GIVEN EXERCISE:
Extract each line holding the word "TradingView" from the entries.
^^^^^^^^^^^^^^^^
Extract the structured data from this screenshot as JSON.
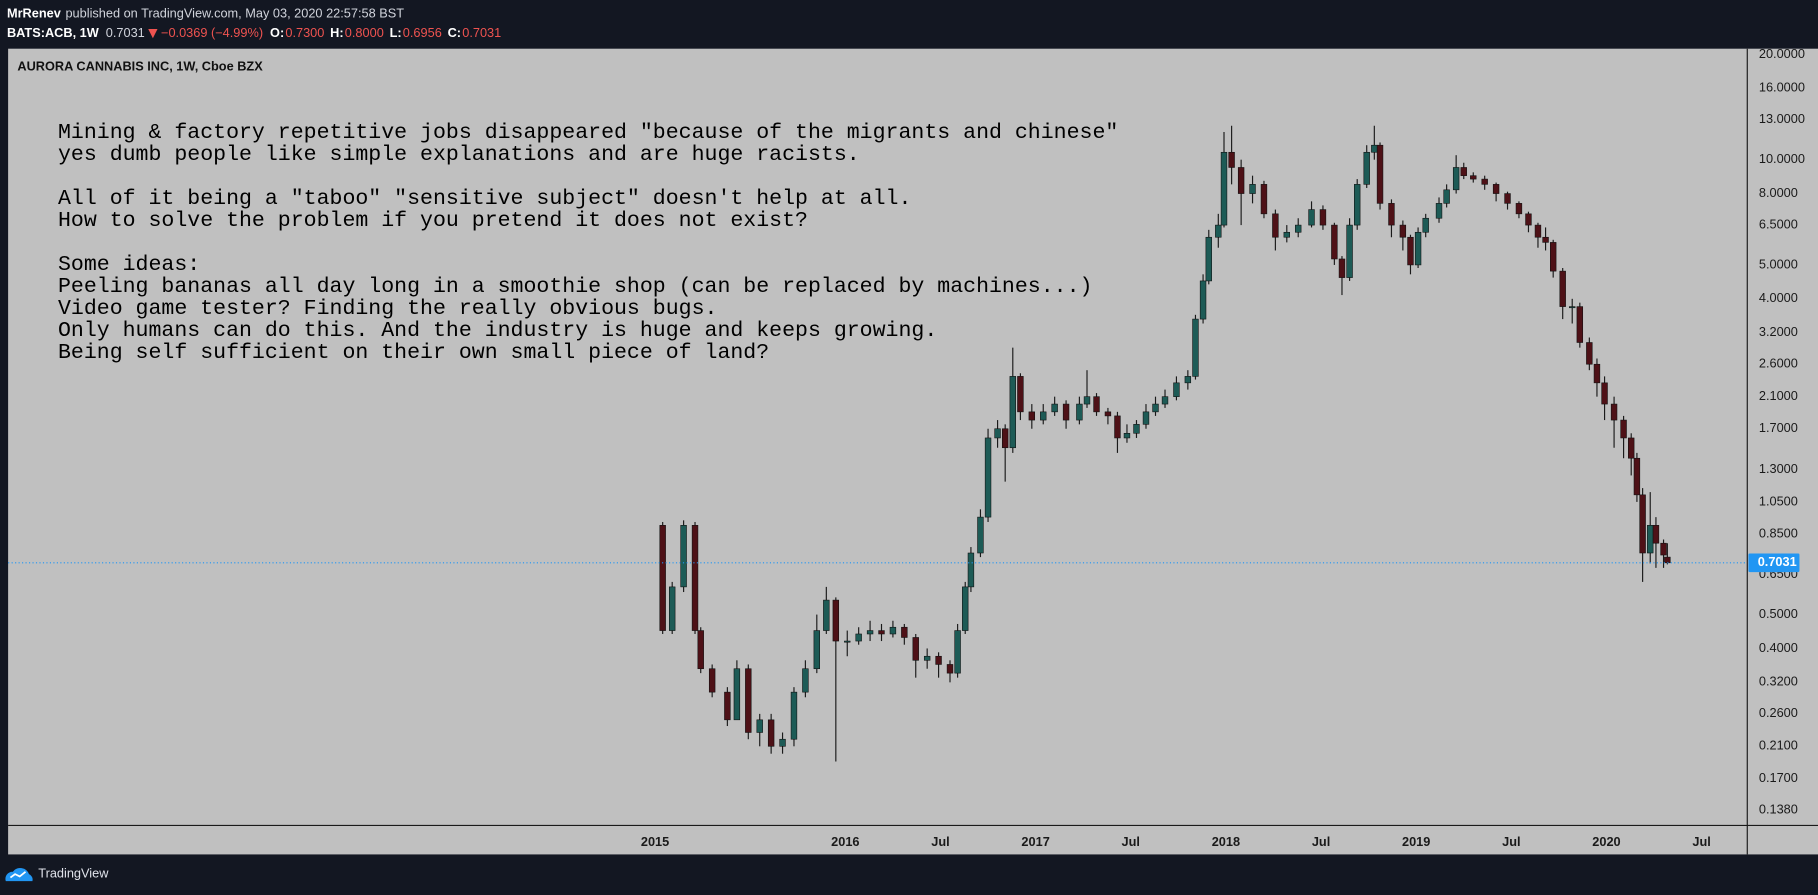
{
  "header": {
    "author": "MrRenev",
    "published": "published on TradingView.com, May 03, 2020 22:57:58 BST",
    "symbol": "BATS:ACB, 1W",
    "price": "0.7031",
    "change": "−0.0369 (−4.99%)",
    "ohlc": [
      {
        "label": "O:",
        "value": "0.7300"
      },
      {
        "label": "H:",
        "value": "0.8000"
      },
      {
        "label": "L:",
        "value": "0.6956"
      },
      {
        "label": "C:",
        "value": "0.7031"
      }
    ]
  },
  "footer": {
    "brand": "TradingView"
  },
  "chart_data": {
    "type": "candlestick",
    "title": "AURORA CANNABIS INC, 1W, Cboe BZX",
    "annotation": [
      [
        "Mining & factory repetitive jobs disappeared \"because of the migrants and chinese\"",
        "yes dumb people like simple explanations and are huge racists."
      ],
      [
        "All of it being a \"taboo\" \"sensitive subject\" doesn't help at all.",
        "How to solve the problem if you pretend it does not exist?"
      ],
      [
        "Some ideas:",
        "Peeling bananas all day long in a smoothie shop (can be replaced by machines...)",
        "Video game tester? Finding the really obvious bugs.",
        "Only humans can do this. And the industry is huge and keeps growing.",
        "Being self sufficient on their own small piece of land?"
      ]
    ],
    "x": [
      2015.04,
      2015.09,
      2015.15,
      2015.21,
      2015.24,
      2015.3,
      2015.38,
      2015.43,
      2015.49,
      2015.55,
      2015.61,
      2015.67,
      2015.73,
      2015.79,
      2015.85,
      2015.9,
      2015.95,
      2016.01,
      2016.07,
      2016.13,
      2016.19,
      2016.25,
      2016.31,
      2016.37,
      2016.43,
      2016.49,
      2016.55,
      2016.59,
      2016.63,
      2016.66,
      2016.71,
      2016.75,
      2016.8,
      2016.84,
      2016.88,
      2016.92,
      2016.98,
      2017.04,
      2017.1,
      2017.16,
      2017.23,
      2017.27,
      2017.32,
      2017.38,
      2017.43,
      2017.48,
      2017.53,
      2017.58,
      2017.63,
      2017.68,
      2017.74,
      2017.8,
      2017.84,
      2017.88,
      2017.91,
      2017.96,
      2017.99,
      2018.03,
      2018.08,
      2018.14,
      2018.2,
      2018.26,
      2018.32,
      2018.38,
      2018.45,
      2018.51,
      2018.57,
      2018.61,
      2018.65,
      2018.69,
      2018.74,
      2018.78,
      2018.81,
      2018.87,
      2018.93,
      2018.97,
      2019.01,
      2019.05,
      2019.12,
      2019.16,
      2019.21,
      2019.25,
      2019.3,
      2019.36,
      2019.42,
      2019.48,
      2019.54,
      2019.59,
      2019.64,
      2019.68,
      2019.72,
      2019.77,
      2019.82,
      2019.86,
      2019.91,
      2019.95,
      2019.99,
      2020.04,
      2020.09,
      2020.13,
      2020.16,
      2020.19,
      2020.23,
      2020.26,
      2020.3,
      2020.32
    ],
    "open": [
      0.9,
      0.45,
      0.6,
      0.9,
      0.45,
      0.35,
      0.3,
      0.25,
      0.35,
      0.23,
      0.25,
      0.21,
      0.22,
      0.3,
      0.35,
      0.45,
      0.55,
      0.42,
      0.42,
      0.44,
      0.45,
      0.44,
      0.46,
      0.43,
      0.37,
      0.38,
      0.36,
      0.34,
      0.45,
      0.6,
      0.75,
      0.95,
      1.6,
      1.7,
      1.5,
      2.4,
      1.9,
      1.8,
      1.9,
      2.0,
      1.8,
      2.0,
      2.1,
      1.9,
      1.85,
      1.6,
      1.65,
      1.75,
      1.9,
      2.0,
      2.1,
      2.3,
      2.4,
      3.5,
      4.5,
      6.0,
      6.5,
      10.5,
      9.5,
      8.0,
      8.5,
      7.0,
      6.0,
      6.2,
      6.5,
      7.2,
      6.5,
      5.2,
      4.6,
      6.5,
      8.5,
      10.5,
      11.0,
      7.5,
      6.5,
      6.0,
      5.0,
      6.2,
      6.8,
      7.5,
      8.2,
      9.5,
      9.0,
      8.8,
      8.5,
      8.0,
      7.5,
      7.0,
      6.5,
      6.0,
      5.8,
      4.8,
      3.8,
      3.8,
      3.0,
      2.6,
      2.3,
      2.0,
      1.8,
      1.6,
      1.4,
      1.1,
      0.75,
      0.9,
      0.8,
      0.73
    ],
    "high": [
      0.92,
      0.62,
      0.93,
      0.92,
      0.46,
      0.36,
      0.31,
      0.37,
      0.36,
      0.26,
      0.26,
      0.23,
      0.31,
      0.37,
      0.5,
      0.6,
      0.56,
      0.45,
      0.46,
      0.48,
      0.47,
      0.48,
      0.47,
      0.44,
      0.4,
      0.39,
      0.37,
      0.47,
      0.62,
      0.78,
      1.0,
      1.7,
      1.8,
      1.75,
      2.9,
      2.45,
      2.0,
      2.0,
      2.1,
      2.05,
      2.1,
      2.5,
      2.15,
      1.95,
      1.9,
      1.75,
      1.8,
      2.0,
      2.1,
      2.2,
      2.4,
      2.5,
      3.6,
      4.7,
      6.3,
      7.0,
      12.0,
      12.5,
      10.0,
      9.0,
      8.7,
      7.2,
      6.5,
      6.8,
      7.6,
      7.4,
      6.6,
      5.3,
      6.8,
      8.8,
      11.0,
      12.5,
      11.2,
      7.7,
      6.7,
      6.1,
      6.4,
      7.0,
      7.8,
      8.5,
      10.3,
      9.8,
      9.2,
      9.0,
      8.6,
      8.1,
      7.6,
      7.1,
      6.6,
      6.4,
      5.9,
      4.9,
      4.0,
      3.9,
      3.1,
      2.7,
      2.4,
      2.1,
      1.85,
      1.65,
      1.45,
      1.15,
      1.12,
      0.95,
      0.82,
      0.8
    ],
    "low": [
      0.44,
      0.44,
      0.58,
      0.44,
      0.34,
      0.29,
      0.24,
      0.25,
      0.22,
      0.21,
      0.2,
      0.2,
      0.21,
      0.29,
      0.34,
      0.44,
      0.19,
      0.38,
      0.41,
      0.42,
      0.42,
      0.43,
      0.41,
      0.33,
      0.35,
      0.33,
      0.32,
      0.33,
      0.44,
      0.58,
      0.73,
      0.92,
      1.5,
      1.2,
      1.45,
      1.8,
      1.7,
      1.75,
      1.85,
      1.7,
      1.75,
      1.95,
      1.85,
      1.75,
      1.45,
      1.55,
      1.6,
      1.7,
      1.85,
      1.95,
      2.05,
      2.2,
      2.35,
      3.4,
      4.4,
      5.6,
      6.4,
      8.5,
      6.5,
      7.5,
      6.8,
      5.5,
      5.8,
      6.0,
      6.4,
      6.3,
      5.0,
      4.1,
      4.5,
      6.3,
      8.3,
      10.0,
      7.2,
      6.0,
      5.5,
      4.7,
      4.9,
      6.0,
      6.6,
      7.3,
      8.0,
      8.8,
      8.6,
      8.2,
      7.6,
      7.2,
      6.8,
      6.2,
      5.6,
      5.5,
      4.6,
      3.5,
      3.4,
      2.9,
      2.5,
      2.1,
      1.8,
      1.5,
      1.4,
      1.25,
      1.05,
      0.62,
      0.7,
      0.68,
      0.68,
      0.6956
    ],
    "close": [
      0.45,
      0.6,
      0.9,
      0.45,
      0.35,
      0.3,
      0.25,
      0.35,
      0.23,
      0.25,
      0.21,
      0.22,
      0.3,
      0.35,
      0.45,
      0.55,
      0.42,
      0.42,
      0.44,
      0.45,
      0.44,
      0.46,
      0.43,
      0.37,
      0.38,
      0.36,
      0.34,
      0.45,
      0.6,
      0.75,
      0.95,
      1.6,
      1.7,
      1.5,
      2.4,
      1.9,
      1.8,
      1.9,
      2.0,
      1.8,
      2.0,
      2.1,
      1.9,
      1.85,
      1.6,
      1.65,
      1.75,
      1.9,
      2.0,
      2.1,
      2.3,
      2.4,
      3.5,
      4.5,
      6.0,
      6.5,
      10.5,
      9.5,
      8.0,
      8.5,
      7.0,
      6.0,
      6.2,
      6.5,
      7.2,
      6.5,
      5.2,
      4.6,
      6.5,
      8.5,
      10.5,
      11.0,
      7.5,
      6.5,
      6.0,
      5.0,
      6.2,
      6.8,
      7.5,
      8.2,
      9.5,
      9.0,
      8.8,
      8.5,
      8.0,
      7.5,
      7.0,
      6.5,
      6.0,
      5.8,
      4.8,
      3.8,
      3.8,
      3.0,
      2.6,
      2.3,
      2.0,
      1.8,
      1.6,
      1.4,
      1.1,
      0.75,
      0.9,
      0.8,
      0.74,
      0.7031
    ],
    "up_color": "#1d5b56",
    "down_color": "#4e1117",
    "wick_color": "#1a1a1a",
    "last_price": 0.7031,
    "last_price_color": "#2196f3",
    "xlim": [
      2011.6,
      2020.74
    ],
    "xticks": [
      2015,
      2016,
      {
        "value": 2016.5,
        "label": "Jul"
      },
      2017,
      {
        "value": 2017.5,
        "label": "Jul"
      },
      2018,
      {
        "value": 2018.5,
        "label": "Jul"
      },
      2019,
      {
        "value": 2019.5,
        "label": "Jul"
      },
      2020,
      {
        "value": 2020.5,
        "label": "Jul"
      }
    ],
    "ylim": [
      0.1247,
      20.77
    ],
    "yscale": "log",
    "yticks": [
      {
        "value": 20,
        "label": "20.0000"
      },
      {
        "value": 16,
        "label": "16.0000"
      },
      {
        "value": 13,
        "label": "13.0000"
      },
      {
        "value": 10,
        "label": "10.0000"
      },
      {
        "value": 8,
        "label": "8.0000"
      },
      {
        "value": 6.5,
        "label": "6.5000"
      },
      {
        "value": 5,
        "label": "5.0000"
      },
      {
        "value": 4,
        "label": "4.0000"
      },
      {
        "value": 3.2,
        "label": "3.2000"
      },
      {
        "value": 2.6,
        "label": "2.6000"
      },
      {
        "value": 2.1,
        "label": "2.1000"
      },
      {
        "value": 1.7,
        "label": "1.7000"
      },
      {
        "value": 1.3,
        "label": "1.3000"
      },
      {
        "value": 1.05,
        "label": "1.0500"
      },
      {
        "value": 0.85,
        "label": "0.8500"
      },
      {
        "value": 0.65,
        "label": "0.6500"
      },
      {
        "value": 0.5,
        "label": "0.5000"
      },
      {
        "value": 0.4,
        "label": "0.4000"
      },
      {
        "value": 0.32,
        "label": "0.3200"
      },
      {
        "value": 0.26,
        "label": "0.2600"
      },
      {
        "value": 0.21,
        "label": "0.2100"
      },
      {
        "value": 0.17,
        "label": "0.1700"
      },
      {
        "value": 0.138,
        "label": "0.1380"
      }
    ],
    "grid": false
  }
}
^^^^^^^^^^^^^^^^
WRITTEN ANSWER:
    "published": "published on TradingView.com, May 03, 2020 22:57:58 BST",
    "brand": "TradingView"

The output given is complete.